--- start of INPUT MATERIAL ---

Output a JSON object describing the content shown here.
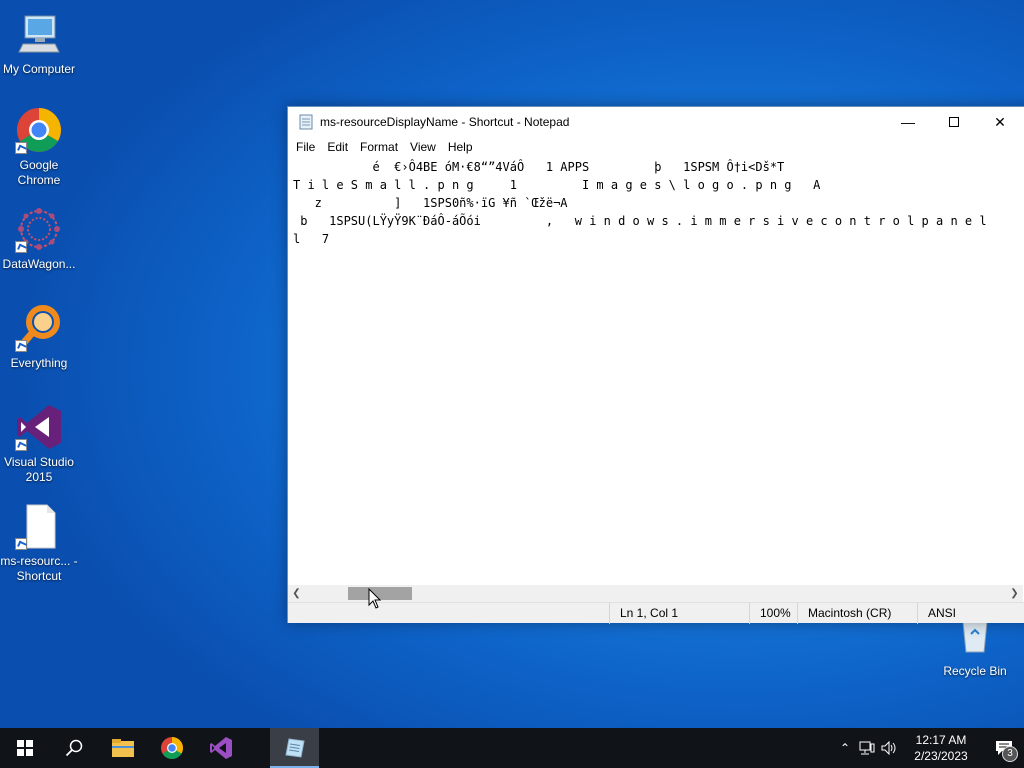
{
  "desktop": {
    "icons": [
      {
        "label": "My Computer",
        "icon": "computer-icon"
      },
      {
        "label": "Google Chrome",
        "icon": "chrome-icon"
      },
      {
        "label": "DataWagon...",
        "icon": "datawagon-icon"
      },
      {
        "label": "Everything",
        "icon": "everything-search-icon"
      },
      {
        "label": "Visual Studio 2015",
        "icon": "visual-studio-icon"
      },
      {
        "label": "ms-resourc... - Shortcut",
        "icon": "file-icon"
      },
      {
        "label": "Recycle Bin",
        "icon": "recycle-bin-icon"
      }
    ]
  },
  "notepad": {
    "title": "ms-resourceDisplayName - Shortcut - Notepad",
    "menu": [
      "File",
      "Edit",
      "Format",
      "View",
      "Help"
    ],
    "content": "           é  €›Ô4BE óM·€8“”4VáÔ   1 APPS         þ   1SPSM Ô†i<Dš*T\nT i l e S m a l l . p n g     1         I m a g e s \\ l o g o . p n g   A           \n   z          ]   1SPS0ñ%·ïG ¥ñ `Œžë¬A\n b   1SPSU(LŸyŸ9K¨ÐáÔ-áÕói         ,   w i n d o w s . i m m e r s i v e c o n t r o l p a n e l\nl   7",
    "status": {
      "position": "Ln 1, Col 1",
      "zoom": "100%",
      "line_ending": "Macintosh (CR)",
      "encoding": "ANSI"
    }
  },
  "taskbar": {
    "apps": [
      "start-icon",
      "search-icon",
      "file-explorer-icon",
      "chrome-icon",
      "visual-studio-icon",
      "notepad-icon"
    ],
    "time": "12:17 AM",
    "date": "2/23/2023",
    "notification_count": "3"
  }
}
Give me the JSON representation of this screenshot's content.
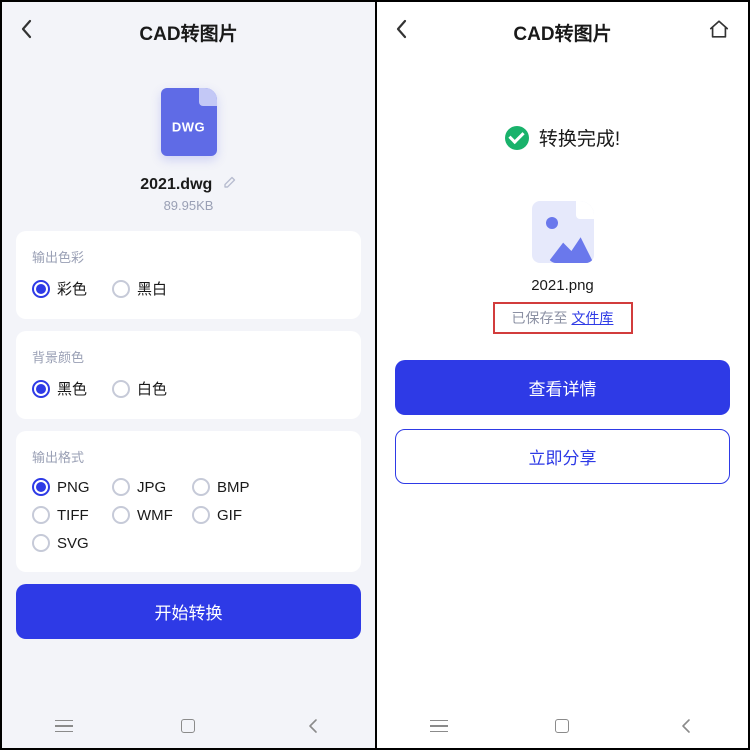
{
  "left": {
    "title": "CAD转图片",
    "file": {
      "icon_label": "DWG",
      "name": "2021.dwg",
      "size": "89.95KB"
    },
    "sections": {
      "color": {
        "label": "输出色彩",
        "options": [
          {
            "label": "彩色",
            "selected": true
          },
          {
            "label": "黑白",
            "selected": false
          }
        ]
      },
      "background": {
        "label": "背景颜色",
        "options": [
          {
            "label": "黑色",
            "selected": true
          },
          {
            "label": "白色",
            "selected": false
          }
        ]
      },
      "format": {
        "label": "输出格式",
        "options": [
          {
            "label": "PNG",
            "selected": true
          },
          {
            "label": "JPG",
            "selected": false
          },
          {
            "label": "BMP",
            "selected": false
          },
          {
            "label": "TIFF",
            "selected": false
          },
          {
            "label": "WMF",
            "selected": false
          },
          {
            "label": "GIF",
            "selected": false
          },
          {
            "label": "SVG",
            "selected": false
          }
        ]
      }
    },
    "start_button": "开始转换"
  },
  "right": {
    "title": "CAD转图片",
    "done_text": "转换完成!",
    "output_name": "2021.png",
    "saved_prefix": "已保存至 ",
    "saved_link": "文件库",
    "view_button": "查看详情",
    "share_button": "立即分享"
  }
}
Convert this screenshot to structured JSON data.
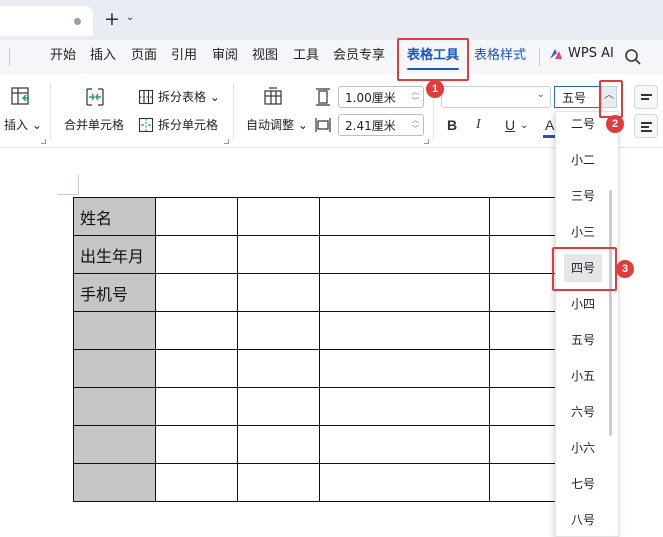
{
  "tabbar": {
    "new_tab_label": "+",
    "new_tab_menu": "⌄"
  },
  "menu": {
    "items": [
      "开始",
      "插入",
      "页面",
      "引用",
      "审阅",
      "视图",
      "工具",
      "会员专享"
    ],
    "active_tab": "表格工具",
    "table_style_tab": "表格样式",
    "wps_ai": "WPS AI"
  },
  "ribbon": {
    "insert_label": "插入",
    "merge_cells": "合并单元格",
    "split_table": "拆分表格",
    "split_cells": "拆分单元格",
    "auto_adjust": "自动调整",
    "row_height": "1.00厘米",
    "col_width": "2.41厘米",
    "font_size_value": "五号",
    "bold": "B",
    "italic": "I",
    "underline": "U",
    "underline_menu": "⌄",
    "font_color": "A"
  },
  "table": {
    "rows": [
      [
        "姓名",
        "",
        "",
        "",
        ""
      ],
      [
        "出生年月",
        "",
        "",
        "",
        ""
      ],
      [
        "手机号",
        "",
        "",
        "",
        ""
      ],
      [
        "",
        "",
        "",
        "",
        ""
      ],
      [
        "",
        "",
        "",
        "",
        ""
      ],
      [
        "",
        "",
        "",
        "",
        ""
      ],
      [
        "",
        "",
        "",
        "",
        ""
      ],
      [
        "",
        "",
        "",
        "",
        ""
      ]
    ]
  },
  "font_size_menu": {
    "options": [
      "二号",
      "小二",
      "三号",
      "小三",
      "四号",
      "小四",
      "五号",
      "小五",
      "六号",
      "小六",
      "七号",
      "八号"
    ],
    "highlighted": "四号"
  },
  "annotations": {
    "step1": "1",
    "step2": "2",
    "step3": "3"
  },
  "colors": {
    "accent": "#1a56c8",
    "annotation": "#e03c3c",
    "header_fill": "#c6c6c6",
    "font_color_bar": "#1a56c8"
  }
}
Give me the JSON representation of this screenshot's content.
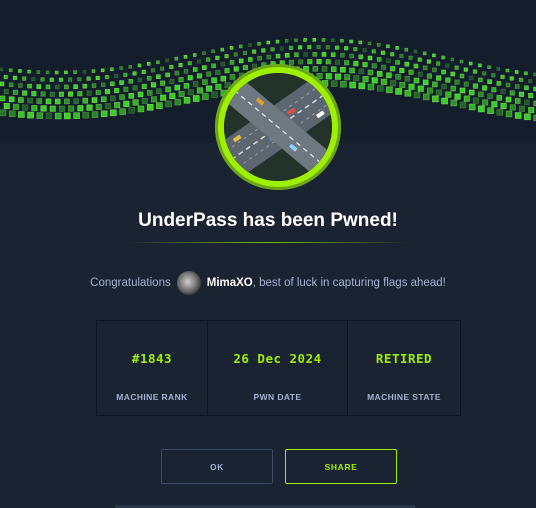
{
  "machine": {
    "name": "UnderPass",
    "logo_icon": "highway-overpass-icon"
  },
  "title": "UnderPass has been Pwned!",
  "congrats": {
    "prefix": "Congratulations",
    "username": "MimaXO",
    "suffix": ", best of luck in capturing flags ahead!"
  },
  "stats": [
    {
      "value": "#1843",
      "label": "MACHINE RANK"
    },
    {
      "value": "26 Dec 2024",
      "label": "PWN DATE"
    },
    {
      "value": "RETIRED",
      "label": "MACHINE STATE"
    }
  ],
  "buttons": {
    "ok_label": "OK",
    "share_label": "SHARE"
  },
  "colors": {
    "background": "#1a2332",
    "accent": "#9fef00",
    "muted_text": "#a4b1cd"
  }
}
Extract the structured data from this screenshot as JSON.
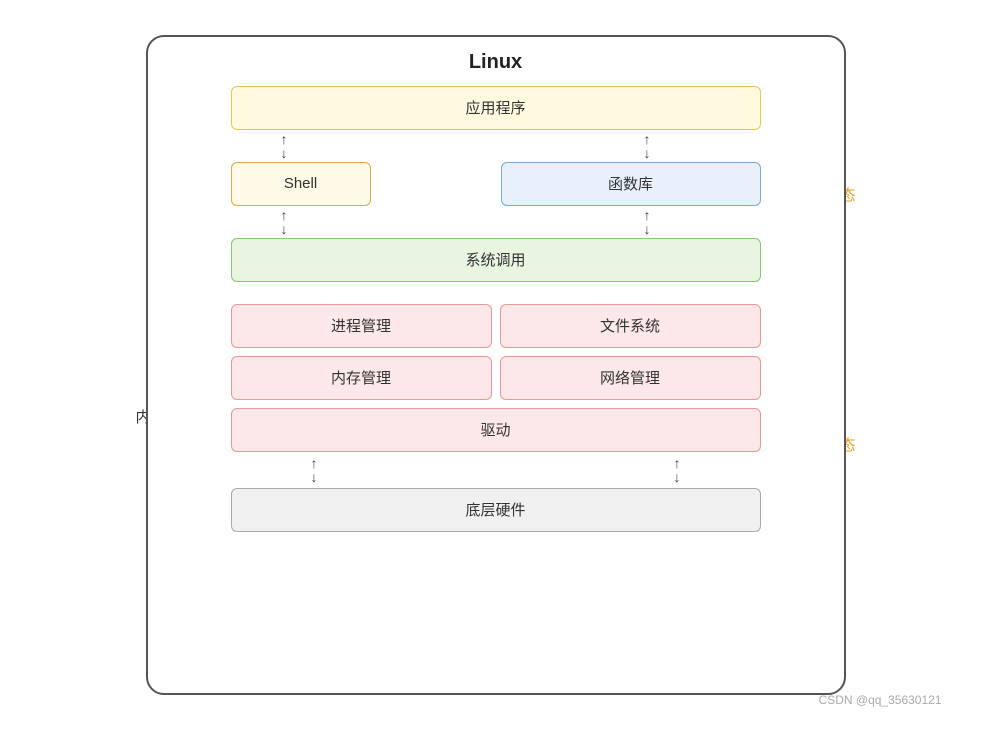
{
  "title": "Linux",
  "layers": {
    "app": "应用程序",
    "shell": "Shell",
    "lib": "函数库",
    "syscall": "系统调用",
    "process": "进程管理",
    "file": "文件系统",
    "memory": "内存管理",
    "network": "网络管理",
    "driver": "驱动",
    "hardware": "底层硬件"
  },
  "labels": {
    "user_mode": "用户态",
    "kernel_mode": "内核态",
    "kernel_func": "内核功能"
  },
  "watermark": "CSDN @qq_35630121"
}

--- end of INPUT MATERIAL ---

Print out the whole of the material word for word, without pictures.

Output a JSON object describing the content shown here.
{
  "desktop": {
    "icons": [
      {
        "label": "My Computer",
        "icon": "computer-icon"
      },
      {
        "label": "Google Chrome",
        "icon": "chrome-icon"
      },
      {
        "label": "DataWagon...",
        "icon": "datawagon-icon"
      },
      {
        "label": "Everything",
        "icon": "everything-search-icon"
      },
      {
        "label": "Visual Studio 2015",
        "icon": "visual-studio-icon"
      },
      {
        "label": "ms-resourc... - Shortcut",
        "icon": "file-icon"
      },
      {
        "label": "Recycle Bin",
        "icon": "recycle-bin-icon"
      }
    ]
  },
  "notepad": {
    "title": "ms-resourceDisplayName - Shortcut - Notepad",
    "menu": [
      "File",
      "Edit",
      "Format",
      "View",
      "Help"
    ],
    "content": "           é  €›Ô4BE óM·€8“”4VáÔ   1 APPS         þ   1SPSM Ô†i<Dš*T\nT i l e S m a l l . p n g     1         I m a g e s \\ l o g o . p n g   A           \n   z          ]   1SPS0ñ%·ïG ¥ñ `Œžë¬A\n b   1SPSU(LŸyŸ9K¨ÐáÔ-áÕói         ,   w i n d o w s . i m m e r s i v e c o n t r o l p a n e l\nl   7",
    "status": {
      "position": "Ln 1, Col 1",
      "zoom": "100%",
      "line_ending": "Macintosh (CR)",
      "encoding": "ANSI"
    }
  },
  "taskbar": {
    "apps": [
      "start-icon",
      "search-icon",
      "file-explorer-icon",
      "chrome-icon",
      "visual-studio-icon",
      "notepad-icon"
    ],
    "time": "12:17 AM",
    "date": "2/23/2023",
    "notification_count": "3"
  }
}
Give me the JSON representation of this screenshot's content.
{
  "left": {
    "title": "CAD转图片",
    "file": {
      "icon_label": "DWG",
      "name": "2021.dwg",
      "size": "89.95KB"
    },
    "sections": {
      "color": {
        "label": "输出色彩",
        "options": [
          {
            "label": "彩色",
            "selected": true
          },
          {
            "label": "黑白",
            "selected": false
          }
        ]
      },
      "background": {
        "label": "背景颜色",
        "options": [
          {
            "label": "黑色",
            "selected": true
          },
          {
            "label": "白色",
            "selected": false
          }
        ]
      },
      "format": {
        "label": "输出格式",
        "options": [
          {
            "label": "PNG",
            "selected": true
          },
          {
            "label": "JPG",
            "selected": false
          },
          {
            "label": "BMP",
            "selected": false
          },
          {
            "label": "TIFF",
            "selected": false
          },
          {
            "label": "WMF",
            "selected": false
          },
          {
            "label": "GIF",
            "selected": false
          },
          {
            "label": "SVG",
            "selected": false
          }
        ]
      }
    },
    "start_button": "开始转换"
  },
  "right": {
    "title": "CAD转图片",
    "done_text": "转换完成!",
    "output_name": "2021.png",
    "saved_prefix": "已保存至 ",
    "saved_link": "文件库",
    "view_button": "查看详情",
    "share_button": "立即分享"
  }
}
Convert this screenshot to structured JSON data.
{
  "tabbar": {
    "new_tab_label": "+",
    "new_tab_menu": "⌄"
  },
  "menu": {
    "items": [
      "开始",
      "插入",
      "页面",
      "引用",
      "审阅",
      "视图",
      "工具",
      "会员专享"
    ],
    "active_tab": "表格工具",
    "table_style_tab": "表格样式",
    "wps_ai": "WPS AI"
  },
  "ribbon": {
    "insert_label": "插入",
    "merge_cells": "合并单元格",
    "split_table": "拆分表格",
    "split_cells": "拆分单元格",
    "auto_adjust": "自动调整",
    "row_height": "1.00厘米",
    "col_width": "2.41厘米",
    "font_size_value": "五号",
    "bold": "B",
    "italic": "I",
    "underline": "U",
    "underline_menu": "⌄",
    "font_color": "A"
  },
  "table": {
    "rows": [
      [
        "姓名",
        "",
        "",
        "",
        ""
      ],
      [
        "出生年月",
        "",
        "",
        "",
        ""
      ],
      [
        "手机号",
        "",
        "",
        "",
        ""
      ],
      [
        "",
        "",
        "",
        "",
        ""
      ],
      [
        "",
        "",
        "",
        "",
        ""
      ],
      [
        "",
        "",
        "",
        "",
        ""
      ],
      [
        "",
        "",
        "",
        "",
        ""
      ],
      [
        "",
        "",
        "",
        "",
        ""
      ]
    ]
  },
  "font_size_menu": {
    "options": [
      "二号",
      "小二",
      "三号",
      "小三",
      "四号",
      "小四",
      "五号",
      "小五",
      "六号",
      "小六",
      "七号",
      "八号"
    ],
    "highlighted": "四号"
  },
  "annotations": {
    "step1": "1",
    "step2": "2",
    "step3": "3"
  },
  "colors": {
    "accent": "#1a56c8",
    "annotation": "#e03c3c",
    "header_fill": "#c6c6c6",
    "font_color_bar": "#1a56c8"
  }
}
Give me the JSON representation of this screenshot's content.
{
  "machine": {
    "name": "UnderPass",
    "logo_icon": "highway-overpass-icon"
  },
  "title": "UnderPass has been Pwned!",
  "congrats": {
    "prefix": "Congratulations",
    "username": "MimaXO",
    "suffix": ", best of luck in capturing flags ahead!"
  },
  "stats": [
    {
      "value": "#1843",
      "label": "MACHINE RANK"
    },
    {
      "value": "26 Dec 2024",
      "label": "PWN DATE"
    },
    {
      "value": "RETIRED",
      "label": "MACHINE STATE"
    }
  ],
  "buttons": {
    "ok_label": "OK",
    "share_label": "SHARE"
  },
  "colors": {
    "background": "#1a2332",
    "accent": "#9fef00",
    "muted_text": "#a4b1cd"
  }
}
Extract the structured data from this screenshot as JSON.
{
  "title": "Linux",
  "layers": {
    "app": "应用程序",
    "shell": "Shell",
    "lib": "函数库",
    "syscall": "系统调用",
    "process": "进程管理",
    "file": "文件系统",
    "memory": "内存管理",
    "network": "网络管理",
    "driver": "驱动",
    "hardware": "底层硬件"
  },
  "labels": {
    "user_mode": "用户态",
    "kernel_mode": "内核态",
    "kernel_func": "内核功能"
  },
  "watermark": "CSDN @qq_35630121"
}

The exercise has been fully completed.